* DIRECTION *
The records should be written out in full, with nothing altered.

* DATASET EXTRACT *
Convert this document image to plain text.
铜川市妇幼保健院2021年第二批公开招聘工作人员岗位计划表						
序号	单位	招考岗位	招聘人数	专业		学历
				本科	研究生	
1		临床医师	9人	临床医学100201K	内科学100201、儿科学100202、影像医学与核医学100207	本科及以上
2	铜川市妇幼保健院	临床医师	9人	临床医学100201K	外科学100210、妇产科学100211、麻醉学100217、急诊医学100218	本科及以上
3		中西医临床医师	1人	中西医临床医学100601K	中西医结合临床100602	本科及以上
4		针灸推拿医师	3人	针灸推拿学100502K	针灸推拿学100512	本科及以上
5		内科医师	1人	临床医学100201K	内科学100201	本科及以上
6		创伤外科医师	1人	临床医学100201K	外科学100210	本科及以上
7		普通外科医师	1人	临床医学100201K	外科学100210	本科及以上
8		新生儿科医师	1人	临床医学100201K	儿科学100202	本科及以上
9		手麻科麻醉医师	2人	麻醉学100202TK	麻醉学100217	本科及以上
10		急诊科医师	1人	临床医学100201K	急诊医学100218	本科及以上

* RESULT OF THIS TASK *
Convert this document image to plain text.
铜川市妇幼保健院2021年第二批公开招聘工作人员岗位计划表						
序号	单位	招考岗位	招聘人数	专业		学历
				本科	研究生	
1		临床医师	9人	临床医学100201K	内科学100201、儿科学100202、影像医学与核医学100207	本科及以上
2	铜川市妇幼保健院	临床医师	9人	临床医学100201K	外科学100210、妇产科学100211、麻醉学100217、急诊医学100218	本科及以上
3		中西医临床医师	1人	中西医临床医学100601K	中西医结合临床100602	本科及以上
4		针灸推拿医师	3人	针灸推拿学100502K	针灸推拿学100512	本科及以上
5		内科医师	1人	临床医学100201K	内科学100201	本科及以上
6		创伤外科医师	1人	临床医学100201K	外科学100210	本科及以上
7		普通外科医师	1人	临床医学100201K	外科学100210	本科及以上
8		新生儿科医师	1人	临床医学100201K	儿科学100202	本科及以上
9		手麻科麻醉医师	2人	麻醉学100202TK	麻醉学100217	本科及以上
10		急诊科医师	1人	临床医学100201K	急诊医学100218	本科及以上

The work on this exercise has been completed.